> **GIVEN EXERCISE**
Collect each line holding the string "xlabel".

> **DATA TO PROCESS**
— begin —

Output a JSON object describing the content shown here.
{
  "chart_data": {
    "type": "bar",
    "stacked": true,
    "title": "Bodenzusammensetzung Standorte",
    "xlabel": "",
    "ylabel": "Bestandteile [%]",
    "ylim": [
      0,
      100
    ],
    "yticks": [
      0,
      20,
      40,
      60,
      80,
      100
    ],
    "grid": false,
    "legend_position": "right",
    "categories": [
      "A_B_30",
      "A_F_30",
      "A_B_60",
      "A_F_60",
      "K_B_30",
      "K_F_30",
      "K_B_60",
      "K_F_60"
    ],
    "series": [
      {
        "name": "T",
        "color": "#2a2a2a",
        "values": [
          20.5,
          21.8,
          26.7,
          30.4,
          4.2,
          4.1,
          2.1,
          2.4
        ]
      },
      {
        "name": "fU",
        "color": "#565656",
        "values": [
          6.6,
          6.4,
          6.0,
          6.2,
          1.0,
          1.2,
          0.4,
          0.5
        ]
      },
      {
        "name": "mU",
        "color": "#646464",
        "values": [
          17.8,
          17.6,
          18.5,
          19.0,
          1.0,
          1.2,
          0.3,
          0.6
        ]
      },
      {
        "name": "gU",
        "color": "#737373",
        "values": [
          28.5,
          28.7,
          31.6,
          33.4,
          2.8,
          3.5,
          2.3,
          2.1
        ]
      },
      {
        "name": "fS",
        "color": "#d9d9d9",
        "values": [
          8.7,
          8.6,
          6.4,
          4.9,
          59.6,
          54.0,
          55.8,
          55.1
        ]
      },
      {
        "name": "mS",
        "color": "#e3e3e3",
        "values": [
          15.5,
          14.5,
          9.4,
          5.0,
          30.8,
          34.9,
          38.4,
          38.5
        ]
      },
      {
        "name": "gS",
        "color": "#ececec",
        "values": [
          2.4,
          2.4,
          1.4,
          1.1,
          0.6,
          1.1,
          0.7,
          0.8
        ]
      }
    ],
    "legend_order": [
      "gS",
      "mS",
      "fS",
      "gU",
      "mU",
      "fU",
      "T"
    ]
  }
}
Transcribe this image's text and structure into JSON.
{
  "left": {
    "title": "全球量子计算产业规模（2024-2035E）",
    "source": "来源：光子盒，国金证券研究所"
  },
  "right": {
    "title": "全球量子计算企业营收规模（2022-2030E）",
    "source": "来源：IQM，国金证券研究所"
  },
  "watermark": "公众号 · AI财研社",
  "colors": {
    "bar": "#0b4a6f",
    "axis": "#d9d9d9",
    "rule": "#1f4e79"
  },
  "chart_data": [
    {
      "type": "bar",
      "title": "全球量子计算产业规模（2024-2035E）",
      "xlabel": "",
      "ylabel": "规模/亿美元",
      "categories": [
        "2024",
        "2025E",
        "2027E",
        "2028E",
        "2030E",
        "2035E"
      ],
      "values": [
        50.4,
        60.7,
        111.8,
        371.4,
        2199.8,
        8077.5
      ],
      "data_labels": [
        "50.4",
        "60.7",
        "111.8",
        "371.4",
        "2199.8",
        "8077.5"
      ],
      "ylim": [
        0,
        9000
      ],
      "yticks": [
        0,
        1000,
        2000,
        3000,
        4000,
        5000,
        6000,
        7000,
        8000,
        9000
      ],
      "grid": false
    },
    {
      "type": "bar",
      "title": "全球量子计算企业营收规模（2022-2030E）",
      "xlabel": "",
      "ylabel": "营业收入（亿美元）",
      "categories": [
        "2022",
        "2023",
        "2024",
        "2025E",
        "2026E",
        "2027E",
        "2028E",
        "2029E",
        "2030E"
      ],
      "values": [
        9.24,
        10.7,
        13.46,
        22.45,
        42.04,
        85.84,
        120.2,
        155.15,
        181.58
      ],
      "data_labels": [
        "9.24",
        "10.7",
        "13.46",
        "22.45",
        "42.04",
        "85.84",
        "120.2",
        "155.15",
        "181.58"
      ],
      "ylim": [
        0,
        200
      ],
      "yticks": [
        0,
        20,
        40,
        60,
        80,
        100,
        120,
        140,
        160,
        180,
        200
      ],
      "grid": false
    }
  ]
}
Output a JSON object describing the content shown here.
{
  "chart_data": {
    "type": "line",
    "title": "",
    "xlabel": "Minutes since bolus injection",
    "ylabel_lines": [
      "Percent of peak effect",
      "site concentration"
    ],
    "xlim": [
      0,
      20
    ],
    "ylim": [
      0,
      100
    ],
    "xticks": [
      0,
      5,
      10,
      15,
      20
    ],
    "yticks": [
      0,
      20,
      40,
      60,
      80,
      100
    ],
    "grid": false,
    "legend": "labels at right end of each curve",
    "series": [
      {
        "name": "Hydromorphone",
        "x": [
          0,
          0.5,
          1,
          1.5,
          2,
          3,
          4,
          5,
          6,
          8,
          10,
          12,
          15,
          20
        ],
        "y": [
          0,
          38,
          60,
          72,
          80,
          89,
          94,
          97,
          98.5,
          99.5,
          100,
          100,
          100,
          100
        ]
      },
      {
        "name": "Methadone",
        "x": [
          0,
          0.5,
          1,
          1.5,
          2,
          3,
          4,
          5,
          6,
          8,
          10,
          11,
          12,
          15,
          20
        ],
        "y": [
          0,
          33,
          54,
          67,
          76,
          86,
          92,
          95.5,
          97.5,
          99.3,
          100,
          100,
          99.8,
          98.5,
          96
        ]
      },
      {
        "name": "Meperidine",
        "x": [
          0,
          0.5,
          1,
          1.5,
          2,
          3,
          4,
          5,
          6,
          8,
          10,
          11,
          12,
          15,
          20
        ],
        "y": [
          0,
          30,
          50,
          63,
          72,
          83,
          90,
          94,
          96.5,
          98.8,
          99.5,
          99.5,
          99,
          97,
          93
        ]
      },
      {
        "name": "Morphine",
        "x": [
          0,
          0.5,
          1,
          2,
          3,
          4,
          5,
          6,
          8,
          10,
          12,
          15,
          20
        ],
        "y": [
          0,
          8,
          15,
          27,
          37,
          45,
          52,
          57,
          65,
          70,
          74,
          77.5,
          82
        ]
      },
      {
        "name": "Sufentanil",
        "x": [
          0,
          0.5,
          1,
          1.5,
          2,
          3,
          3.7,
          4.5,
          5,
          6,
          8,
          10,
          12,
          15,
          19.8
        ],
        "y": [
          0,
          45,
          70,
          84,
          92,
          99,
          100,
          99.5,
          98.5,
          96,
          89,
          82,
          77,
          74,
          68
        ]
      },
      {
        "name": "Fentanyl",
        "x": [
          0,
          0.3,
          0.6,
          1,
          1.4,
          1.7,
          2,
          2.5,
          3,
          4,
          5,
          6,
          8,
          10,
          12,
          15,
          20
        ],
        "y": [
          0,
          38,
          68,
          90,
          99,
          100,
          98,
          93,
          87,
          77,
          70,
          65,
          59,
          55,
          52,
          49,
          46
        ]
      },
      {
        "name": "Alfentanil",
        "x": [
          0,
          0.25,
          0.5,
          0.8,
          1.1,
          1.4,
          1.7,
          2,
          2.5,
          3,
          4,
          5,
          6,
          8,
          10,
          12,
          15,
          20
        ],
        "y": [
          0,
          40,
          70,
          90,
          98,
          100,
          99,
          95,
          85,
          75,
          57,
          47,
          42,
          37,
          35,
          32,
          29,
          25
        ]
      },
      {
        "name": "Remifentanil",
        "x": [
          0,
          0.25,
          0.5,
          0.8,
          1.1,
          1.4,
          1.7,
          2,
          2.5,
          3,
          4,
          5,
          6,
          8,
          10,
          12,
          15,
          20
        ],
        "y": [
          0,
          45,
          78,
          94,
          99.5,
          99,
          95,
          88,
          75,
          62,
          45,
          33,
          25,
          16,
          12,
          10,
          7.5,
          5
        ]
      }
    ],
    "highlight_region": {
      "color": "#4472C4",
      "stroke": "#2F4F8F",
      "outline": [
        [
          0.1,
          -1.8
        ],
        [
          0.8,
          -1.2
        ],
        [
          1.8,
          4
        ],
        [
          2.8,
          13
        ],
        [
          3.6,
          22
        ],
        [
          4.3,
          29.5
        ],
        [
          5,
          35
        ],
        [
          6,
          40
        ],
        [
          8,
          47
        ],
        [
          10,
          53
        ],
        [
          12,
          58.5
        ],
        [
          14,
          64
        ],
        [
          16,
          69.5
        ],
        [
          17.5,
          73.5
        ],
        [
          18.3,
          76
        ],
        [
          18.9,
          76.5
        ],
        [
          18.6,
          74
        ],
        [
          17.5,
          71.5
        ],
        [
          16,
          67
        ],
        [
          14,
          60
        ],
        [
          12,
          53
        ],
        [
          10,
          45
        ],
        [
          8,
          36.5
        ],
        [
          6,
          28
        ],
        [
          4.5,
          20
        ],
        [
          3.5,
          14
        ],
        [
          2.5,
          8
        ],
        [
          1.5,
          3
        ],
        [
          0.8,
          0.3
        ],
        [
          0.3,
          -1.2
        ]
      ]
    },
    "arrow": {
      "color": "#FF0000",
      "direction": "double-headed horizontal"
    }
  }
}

— end —

> **THE OUTPUT**
    "xlabel": "",
      "xlabel": "",
      "xlabel": "",
    "xlabel": "Minutes since bolus injection",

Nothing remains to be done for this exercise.